WORK TO BE COMPLETED »
Repeat every line of the listing below exactly, minus the pictures.

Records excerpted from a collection

start

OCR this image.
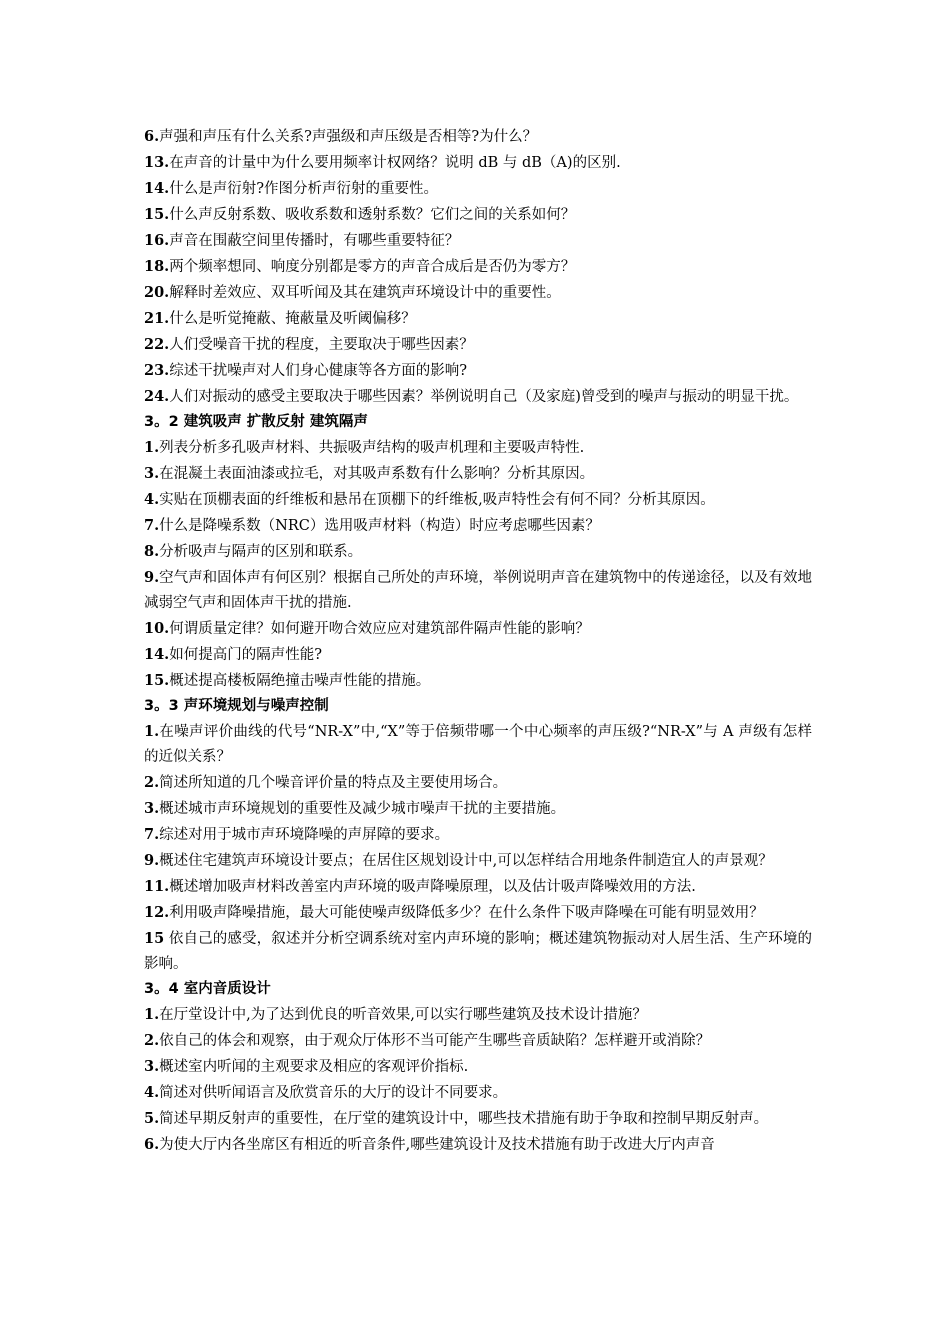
6.声强和声压有什么关系?声强级和声压级是否相等?为什么？

13.在声音的计量中为什么要用频率计权网络？说明 dB 与 dB（A)的区别.

14.什么是声衍射?作图分析声衍射的重要性。

15.什么声反射系数、吸收系数和透射系数？它们之间的关系如何？

16.声音在围蔽空间里传播时，有哪些重要特征？

18.两个频率想同、响度分别都是零方的声音合成后是否仍为零方？

20.解释时差效应、双耳听闻及其在建筑声环境设计中的重要性。

21.什么是听觉掩蔽、掩蔽量及听阈偏移？

22.人们受噪音干扰的程度，主要取决于哪些因素？

23.综述干扰噪声对人们身心健康等各方面的影响?

24.人们对振动的感受主要取决于哪些因素？举例说明自己（及家庭)曾受到的噪声与振动的明显干扰。

3。2 建筑吸声 扩散反射 建筑隔声

1.列表分析多孔吸声材料、共振吸声结构的吸声机理和主要吸声特性.

3.在混凝土表面油漆或拉毛，对其吸声系数有什么影响？分析其原因。

4.实贴在顶棚表面的纤维板和悬吊在顶棚下的纤维板,吸声特性会有何不同？分析其原因。

7.什么是降噪系数（NRC）选用吸声材料（构造）时应考虑哪些因素？

8.分析吸声与隔声的区别和联系。

9.空气声和固体声有何区别？根据自己所处的声环境，举例说明声音在建筑物中的传递途径，以及有效地减弱空气声和固体声干扰的措施.

10.何谓质量定律？如何避开吻合效应应对建筑部件隔声性能的影响？

14.如何提高门的隔声性能?

15.概述提高楼板隔绝撞击噪声性能的措施。

3。3 声环境规划与噪声控制

1.在噪声评价曲线的代号“NR-X”中,“X”等于倍频带哪一个中心频率的声压级?“NR-X”与 A 声级有怎样的近似关系？

2.简述所知道的几个噪音评价量的特点及主要使用场合。

3.概述城市声环境规划的重要性及减少城市噪声干扰的主要措施。

7.综述对用于城市声环境降噪的声屏障的要求。

9.概述住宅建筑声环境设计要点；在居住区规划设计中,可以怎样结合用地条件制造宜人的声景观？

11.概述增加吸声材料改善室内声环境的吸声降噪原理，以及估计吸声降噪效用的方法.

12.利用吸声降噪措施，最大可能使噪声级降低多少？在什么条件下吸声降噪在可能有明显效用？

15 依自己的感受，叙述并分析空调系统对室内声环境的影响；概述建筑物振动对人居生活、生产环境的影响。

3。4 室内音质设计

1.在厅堂设计中,为了达到优良的听音效果,可以实行哪些建筑及技术设计措施？

2.依自己的体会和观察，由于观众厅体形不当可能产生哪些音质缺陷？怎样避开或消除？

3.概述室内听闻的主观要求及相应的客观评价指标.

4.简述对供听闻语言及欣赏音乐的大厅的设计不同要求。

5.简述早期反射声的重要性，在厅堂的建筑设计中，哪些技术措施有助于争取和控制早期反射声。

6.为使大厅内各坐席区有相近的听音条件,哪些建筑设计及技术措施有助于改进大厅内声音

end

WRITTEN ANSWER »
OCR this image.
6.声强和声压有什么关系?声强级和声压级是否相等?为什么？

13.在声音的计量中为什么要用频率计权网络？说明 dB 与 dB（A)的区别.

14.什么是声衍射?作图分析声衍射的重要性。

15.什么声反射系数、吸收系数和透射系数？它们之间的关系如何？

16.声音在围蔽空间里传播时，有哪些重要特征？

18.两个频率想同、响度分别都是零方的声音合成后是否仍为零方？

20.解释时差效应、双耳听闻及其在建筑声环境设计中的重要性。

21.什么是听觉掩蔽、掩蔽量及听阈偏移？

22.人们受噪音干扰的程度，主要取决于哪些因素？

23.综述干扰噪声对人们身心健康等各方面的影响?

24.人们对振动的感受主要取决于哪些因素？举例说明自己（及家庭)曾受到的噪声与振动的明显干扰。

3。2 建筑吸声 扩散反射 建筑隔声

1.列表分析多孔吸声材料、共振吸声结构的吸声机理和主要吸声特性.

3.在混凝土表面油漆或拉毛，对其吸声系数有什么影响？分析其原因。

4.实贴在顶棚表面的纤维板和悬吊在顶棚下的纤维板,吸声特性会有何不同？分析其原因。

7.什么是降噪系数（NRC）选用吸声材料（构造）时应考虑哪些因素？

8.分析吸声与隔声的区别和联系。

9.空气声和固体声有何区别？根据自己所处的声环境，举例说明声音在建筑物中的传递途径，以及有效地减弱空气声和固体声干扰的措施.

10.何谓质量定律？如何避开吻合效应应对建筑部件隔声性能的影响？

14.如何提高门的隔声性能?

15.概述提高楼板隔绝撞击噪声性能的措施。

3。3 声环境规划与噪声控制

1.在噪声评价曲线的代号“NR-X”中,“X”等于倍频带哪一个中心频率的声压级?“NR-X”与 A 声级有怎样的近似关系？

2.简述所知道的几个噪音评价量的特点及主要使用场合。

3.概述城市声环境规划的重要性及减少城市噪声干扰的主要措施。

7.综述对用于城市声环境降噪的声屏障的要求。

9.概述住宅建筑声环境设计要点；在居住区规划设计中,可以怎样结合用地条件制造宜人的声景观？

11.概述增加吸声材料改善室内声环境的吸声降噪原理，以及估计吸声降噪效用的方法.

12.利用吸声降噪措施，最大可能使噪声级降低多少？在什么条件下吸声降噪在可能有明显效用？

15 依自己的感受，叙述并分析空调系统对室内声环境的影响；概述建筑物振动对人居生活、生产环境的影响。

3。4 室内音质设计

1.在厅堂设计中,为了达到优良的听音效果,可以实行哪些建筑及技术设计措施？

2.依自己的体会和观察，由于观众厅体形不当可能产生哪些音质缺陷？怎样避开或消除？

3.概述室内听闻的主观要求及相应的客观评价指标.

4.简述对供听闻语言及欣赏音乐的大厅的设计不同要求。

5.简述早期反射声的重要性，在厅堂的建筑设计中，哪些技术措施有助于争取和控制早期反射声。

6.为使大厅内各坐席区有相近的听音条件,哪些建筑设计及技术措施有助于改进大厅内声音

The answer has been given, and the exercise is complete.